>> Start RECORDS FOR PROCESSING

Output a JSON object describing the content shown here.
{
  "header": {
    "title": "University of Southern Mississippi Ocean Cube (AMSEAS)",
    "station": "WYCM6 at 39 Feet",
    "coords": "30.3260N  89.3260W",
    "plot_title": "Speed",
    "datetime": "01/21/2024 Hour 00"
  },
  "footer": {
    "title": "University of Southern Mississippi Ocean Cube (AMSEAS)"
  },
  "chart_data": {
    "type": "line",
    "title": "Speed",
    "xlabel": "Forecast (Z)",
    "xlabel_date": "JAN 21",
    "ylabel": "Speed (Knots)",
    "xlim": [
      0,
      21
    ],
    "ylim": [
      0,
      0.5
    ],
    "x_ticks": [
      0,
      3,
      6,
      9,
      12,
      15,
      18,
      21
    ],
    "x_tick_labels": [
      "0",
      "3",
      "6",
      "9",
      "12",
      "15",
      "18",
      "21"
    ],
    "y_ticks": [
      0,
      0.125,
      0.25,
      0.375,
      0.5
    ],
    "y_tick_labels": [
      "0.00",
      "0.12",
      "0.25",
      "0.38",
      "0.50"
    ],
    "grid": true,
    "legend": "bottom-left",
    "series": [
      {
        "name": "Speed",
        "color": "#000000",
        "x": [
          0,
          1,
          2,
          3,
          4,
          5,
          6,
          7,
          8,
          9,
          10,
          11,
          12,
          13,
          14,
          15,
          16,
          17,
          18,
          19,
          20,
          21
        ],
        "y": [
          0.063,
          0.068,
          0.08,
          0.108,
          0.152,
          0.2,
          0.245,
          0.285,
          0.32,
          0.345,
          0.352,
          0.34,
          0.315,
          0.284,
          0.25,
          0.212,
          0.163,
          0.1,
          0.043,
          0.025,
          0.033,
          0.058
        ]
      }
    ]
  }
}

>> End RECORDS FOR PROCESSING

▶ [STATED EXERCISE]: In the entries above, find lines with "University" and copy each.

▶ [PROBLEM SOLUTION]:
    "title": "University of Southern Mississippi Ocean Cube (AMSEAS)",
    "title": "University of Southern Mississippi Ocean Cube (AMSEAS)"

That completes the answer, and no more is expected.